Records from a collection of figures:
^^^^^^^^^^^^^^^^
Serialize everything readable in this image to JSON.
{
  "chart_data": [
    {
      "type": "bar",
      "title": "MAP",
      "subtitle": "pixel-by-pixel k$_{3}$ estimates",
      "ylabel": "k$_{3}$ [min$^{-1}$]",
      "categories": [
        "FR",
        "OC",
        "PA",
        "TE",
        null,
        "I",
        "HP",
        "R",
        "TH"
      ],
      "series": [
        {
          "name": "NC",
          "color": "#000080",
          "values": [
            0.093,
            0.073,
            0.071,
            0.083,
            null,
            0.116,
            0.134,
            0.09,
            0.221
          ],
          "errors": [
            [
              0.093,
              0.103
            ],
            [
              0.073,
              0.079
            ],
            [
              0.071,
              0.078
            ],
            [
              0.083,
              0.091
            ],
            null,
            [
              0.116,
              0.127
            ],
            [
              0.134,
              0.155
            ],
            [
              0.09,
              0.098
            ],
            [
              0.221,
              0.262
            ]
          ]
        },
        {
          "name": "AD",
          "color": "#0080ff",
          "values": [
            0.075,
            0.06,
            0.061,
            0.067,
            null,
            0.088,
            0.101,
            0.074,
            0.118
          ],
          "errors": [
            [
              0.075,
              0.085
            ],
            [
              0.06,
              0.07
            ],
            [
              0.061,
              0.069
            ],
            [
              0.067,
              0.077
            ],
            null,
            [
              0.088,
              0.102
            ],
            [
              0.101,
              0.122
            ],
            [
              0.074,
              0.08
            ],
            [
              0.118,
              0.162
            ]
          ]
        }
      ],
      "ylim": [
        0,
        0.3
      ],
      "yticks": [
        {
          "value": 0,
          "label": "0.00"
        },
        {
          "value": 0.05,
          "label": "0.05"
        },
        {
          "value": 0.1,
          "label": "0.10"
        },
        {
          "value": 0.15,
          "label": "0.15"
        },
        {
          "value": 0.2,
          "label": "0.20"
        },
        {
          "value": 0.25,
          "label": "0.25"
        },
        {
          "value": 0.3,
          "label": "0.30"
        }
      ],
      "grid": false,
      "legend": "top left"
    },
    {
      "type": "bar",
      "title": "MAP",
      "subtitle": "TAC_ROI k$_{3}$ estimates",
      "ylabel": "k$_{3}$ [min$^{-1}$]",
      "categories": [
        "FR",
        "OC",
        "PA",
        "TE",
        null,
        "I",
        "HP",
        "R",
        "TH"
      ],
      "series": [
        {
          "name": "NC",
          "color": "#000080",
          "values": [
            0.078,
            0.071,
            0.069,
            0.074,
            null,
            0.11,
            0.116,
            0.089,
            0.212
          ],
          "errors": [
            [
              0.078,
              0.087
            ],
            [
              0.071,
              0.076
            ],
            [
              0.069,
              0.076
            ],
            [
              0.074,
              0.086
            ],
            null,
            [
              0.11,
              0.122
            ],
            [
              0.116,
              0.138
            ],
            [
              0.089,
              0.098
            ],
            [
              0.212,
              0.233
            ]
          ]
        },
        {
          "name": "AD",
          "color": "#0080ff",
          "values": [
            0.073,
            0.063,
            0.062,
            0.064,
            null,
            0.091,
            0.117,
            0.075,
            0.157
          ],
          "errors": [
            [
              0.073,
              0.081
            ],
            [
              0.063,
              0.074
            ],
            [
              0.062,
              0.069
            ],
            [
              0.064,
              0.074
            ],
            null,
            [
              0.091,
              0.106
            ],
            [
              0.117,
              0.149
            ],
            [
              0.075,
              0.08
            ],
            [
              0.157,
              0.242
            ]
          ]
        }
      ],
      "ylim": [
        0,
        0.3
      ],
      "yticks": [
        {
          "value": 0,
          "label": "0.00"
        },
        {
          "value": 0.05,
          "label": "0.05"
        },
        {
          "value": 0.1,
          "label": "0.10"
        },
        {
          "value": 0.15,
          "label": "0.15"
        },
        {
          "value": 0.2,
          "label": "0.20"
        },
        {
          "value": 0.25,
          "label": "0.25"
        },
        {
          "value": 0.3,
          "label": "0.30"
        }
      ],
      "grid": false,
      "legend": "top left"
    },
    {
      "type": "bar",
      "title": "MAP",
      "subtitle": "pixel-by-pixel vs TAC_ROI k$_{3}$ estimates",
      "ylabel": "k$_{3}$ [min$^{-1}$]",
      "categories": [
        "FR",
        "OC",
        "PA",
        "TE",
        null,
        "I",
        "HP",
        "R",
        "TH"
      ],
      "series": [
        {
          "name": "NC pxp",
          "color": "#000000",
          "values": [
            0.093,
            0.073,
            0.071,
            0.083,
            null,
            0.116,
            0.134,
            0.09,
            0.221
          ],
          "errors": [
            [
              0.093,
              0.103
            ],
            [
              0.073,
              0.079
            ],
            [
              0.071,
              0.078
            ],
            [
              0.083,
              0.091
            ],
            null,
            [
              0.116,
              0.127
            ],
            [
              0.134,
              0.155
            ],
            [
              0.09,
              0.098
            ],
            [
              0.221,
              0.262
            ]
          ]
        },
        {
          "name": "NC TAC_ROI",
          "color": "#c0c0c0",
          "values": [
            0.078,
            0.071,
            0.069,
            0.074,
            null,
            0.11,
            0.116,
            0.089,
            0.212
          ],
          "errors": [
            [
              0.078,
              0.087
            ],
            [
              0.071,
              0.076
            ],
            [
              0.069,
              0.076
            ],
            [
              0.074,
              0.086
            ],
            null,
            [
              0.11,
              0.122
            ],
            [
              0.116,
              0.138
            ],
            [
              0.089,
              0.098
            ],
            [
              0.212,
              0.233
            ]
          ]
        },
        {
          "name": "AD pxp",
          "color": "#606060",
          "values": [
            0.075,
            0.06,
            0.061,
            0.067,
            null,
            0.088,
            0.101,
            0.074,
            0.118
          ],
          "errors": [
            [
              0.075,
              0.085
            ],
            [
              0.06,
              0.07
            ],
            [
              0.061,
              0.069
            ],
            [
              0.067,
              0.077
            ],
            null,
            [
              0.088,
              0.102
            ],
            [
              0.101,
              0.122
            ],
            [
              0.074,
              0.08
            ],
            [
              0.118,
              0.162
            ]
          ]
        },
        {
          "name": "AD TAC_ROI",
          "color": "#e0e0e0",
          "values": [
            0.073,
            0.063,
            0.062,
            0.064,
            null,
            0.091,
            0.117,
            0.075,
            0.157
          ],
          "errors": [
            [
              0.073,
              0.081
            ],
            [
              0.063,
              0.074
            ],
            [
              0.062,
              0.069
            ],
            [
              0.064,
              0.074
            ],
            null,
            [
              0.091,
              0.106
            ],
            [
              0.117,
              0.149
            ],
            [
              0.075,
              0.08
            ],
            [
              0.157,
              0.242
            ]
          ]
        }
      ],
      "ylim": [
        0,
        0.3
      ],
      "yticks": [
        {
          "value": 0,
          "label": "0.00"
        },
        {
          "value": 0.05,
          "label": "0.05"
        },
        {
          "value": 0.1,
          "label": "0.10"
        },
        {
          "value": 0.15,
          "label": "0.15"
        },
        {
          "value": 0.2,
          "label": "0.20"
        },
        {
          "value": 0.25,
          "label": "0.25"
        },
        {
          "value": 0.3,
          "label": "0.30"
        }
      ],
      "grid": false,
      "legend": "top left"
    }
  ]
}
^^^^^^^^^^^^^^^^
Extract the data exactly as given.

Serialize everything readable in this image to JSON.
{
  "chart_data": [
    {
      "type": "bar",
      "title": "MAP",
      "subtitle": "pixel-by-pixel k$_{3}$ estimates",
      "ylabel": "k$_{3}$ [min$^{-1}$]",
      "categories": [
        "FR",
        "OC",
        "PA",
        "TE",
        null,
        "I",
        "HP",
        "R",
        "TH"
      ],
      "series": [
        {
          "name": "NC",
          "color": "#000080",
          "values": [
            0.093,
            0.073,
            0.071,
            0.083,
            null,
            0.116,
            0.134,
            0.09,
            0.221
          ],
          "errors": [
            [
              0.093,
              0.103
            ],
            [
              0.073,
              0.079
            ],
            [
              0.071,
              0.078
            ],
            [
              0.083,
              0.091
            ],
            null,
            [
              0.116,
              0.127
            ],
            [
              0.134,
              0.155
            ],
            [
              0.09,
              0.098
            ],
            [
              0.221,
              0.262
            ]
          ]
        },
        {
          "name": "AD",
          "color": "#0080ff",
          "values": [
            0.075,
            0.06,
            0.061,
            0.067,
            null,
            0.088,
            0.101,
            0.074,
            0.118
          ],
          "errors": [
            [
              0.075,
              0.085
            ],
            [
              0.06,
              0.07
            ],
            [
              0.061,
              0.069
            ],
            [
              0.067,
              0.077
            ],
            null,
            [
              0.088,
              0.102
            ],
            [
              0.101,
              0.122
            ],
            [
              0.074,
              0.08
            ],
            [
              0.118,
              0.162
            ]
          ]
        }
      ],
      "ylim": [
        0,
        0.3
      ],
      "yticks": [
        {
          "value": 0,
          "label": "0.00"
        },
        {
          "value": 0.05,
          "label": "0.05"
        },
        {
          "value": 0.1,
          "label": "0.10"
        },
        {
          "value": 0.15,
          "label": "0.15"
        },
        {
          "value": 0.2,
          "label": "0.20"
        },
        {
          "value": 0.25,
          "label": "0.25"
        },
        {
          "value": 0.3,
          "label": "0.30"
        }
      ],
      "grid": false,
      "legend": "top left"
    },
    {
      "type": "bar",
      "title": "MAP",
      "subtitle": "TAC_ROI k$_{3}$ estimates",
      "ylabel": "k$_{3}$ [min$^{-1}$]",
      "categories": [
        "FR",
        "OC",
        "PA",
        "TE",
        null,
        "I",
        "HP",
        "R",
        "TH"
      ],
      "series": [
        {
          "name": "NC",
          "color": "#000080",
          "values": [
            0.078,
            0.071,
            0.069,
            0.074,
            null,
            0.11,
            0.116,
            0.089,
            0.212
          ],
          "errors": [
            [
              0.078,
              0.087
            ],
            [
              0.071,
              0.076
            ],
            [
              0.069,
              0.076
            ],
            [
              0.074,
              0.086
            ],
            null,
            [
              0.11,
              0.122
            ],
            [
              0.116,
              0.138
            ],
            [
              0.089,
              0.098
            ],
            [
              0.212,
              0.233
            ]
          ]
        },
        {
          "name": "AD",
          "color": "#0080ff",
          "values": [
            0.073,
            0.063,
            0.062,
            0.064,
            null,
            0.091,
            0.117,
            0.075,
            0.157
          ],
          "errors": [
            [
              0.073,
              0.081
            ],
            [
              0.063,
              0.074
            ],
            [
              0.062,
              0.069
            ],
            [
              0.064,
              0.074
            ],
            null,
            [
              0.091,
              0.106
            ],
            [
              0.117,
              0.149
            ],
            [
              0.075,
              0.08
            ],
            [
              0.157,
              0.242
            ]
          ]
        }
      ],
      "ylim": [
        0,
        0.3
      ],
      "yticks": [
        {
          "value": 0,
          "label": "0.00"
        },
        {
          "value": 0.05,
          "label": "0.05"
        },
        {
          "value": 0.1,
          "label": "0.10"
        },
        {
          "value": 0.15,
          "label": "0.15"
        },
        {
          "value": 0.2,
          "label": "0.20"
        },
        {
          "value": 0.25,
          "label": "0.25"
        },
        {
          "value": 0.3,
          "label": "0.30"
        }
      ],
      "grid": false,
      "legend": "top left"
    },
    {
      "type": "bar",
      "title": "MAP",
      "subtitle": "pixel-by-pixel vs TAC_ROI k$_{3}$ estimates",
      "ylabel": "k$_{3}$ [min$^{-1}$]",
      "categories": [
        "FR",
        "OC",
        "PA",
        "TE",
        null,
        "I",
        "HP",
        "R",
        "TH"
      ],
      "series": [
        {
          "name": "NC pxp",
          "color": "#000000",
          "values": [
            0.093,
            0.073,
            0.071,
            0.083,
            null,
            0.116,
            0.134,
            0.09,
            0.221
          ],
          "errors": [
            [
              0.093,
              0.103
            ],
            [
              0.073,
              0.079
            ],
            [
              0.071,
              0.078
            ],
            [
              0.083,
              0.091
            ],
            null,
            [
              0.116,
              0.127
            ],
            [
              0.134,
              0.155
            ],
            [
              0.09,
              0.098
            ],
            [
              0.221,
              0.262
            ]
          ]
        },
        {
          "name": "NC TAC_ROI",
          "color": "#c0c0c0",
          "values": [
            0.078,
            0.071,
            0.069,
            0.074,
            null,
            0.11,
            0.116,
            0.089,
            0.212
          ],
          "errors": [
            [
              0.078,
              0.087
            ],
            [
              0.071,
              0.076
            ],
            [
              0.069,
              0.076
            ],
            [
              0.074,
              0.086
            ],
            null,
            [
              0.11,
              0.122
            ],
            [
              0.116,
              0.138
            ],
            [
              0.089,
              0.098
            ],
            [
              0.212,
              0.233
            ]
          ]
        },
        {
          "name": "AD pxp",
          "color": "#606060",
          "values": [
            0.075,
            0.06,
            0.061,
            0.067,
            null,
            0.088,
            0.101,
            0.074,
            0.118
          ],
          "errors": [
            [
              0.075,
              0.085
            ],
            [
              0.06,
              0.07
            ],
            [
              0.061,
              0.069
            ],
            [
              0.067,
              0.077
            ],
            null,
            [
              0.088,
              0.102
            ],
            [
              0.101,
              0.122
            ],
            [
              0.074,
              0.08
            ],
            [
              0.118,
              0.162
            ]
          ]
        },
        {
          "name": "AD TAC_ROI",
          "color": "#e0e0e0",
          "values": [
            0.073,
            0.063,
            0.062,
            0.064,
            null,
            0.091,
            0.117,
            0.075,
            0.157
          ],
          "errors": [
            [
              0.073,
              0.081
            ],
            [
              0.063,
              0.074
            ],
            [
              0.062,
              0.069
            ],
            [
              0.064,
              0.074
            ],
            null,
            [
              0.091,
              0.106
            ],
            [
              0.117,
              0.149
            ],
            [
              0.075,
              0.08
            ],
            [
              0.157,
              0.242
            ]
          ]
        }
      ],
      "ylim": [
        0,
        0.3
      ],
      "yticks": [
        {
          "value": 0,
          "label": "0.00"
        },
        {
          "value": 0.05,
          "label": "0.05"
        },
        {
          "value": 0.1,
          "label": "0.10"
        },
        {
          "value": 0.15,
          "label": "0.15"
        },
        {
          "value": 0.2,
          "label": "0.20"
        },
        {
          "value": 0.25,
          "label": "0.25"
        },
        {
          "value": 0.3,
          "label": "0.30"
        }
      ],
      "grid": false,
      "legend": "top left"
    }
  ]
}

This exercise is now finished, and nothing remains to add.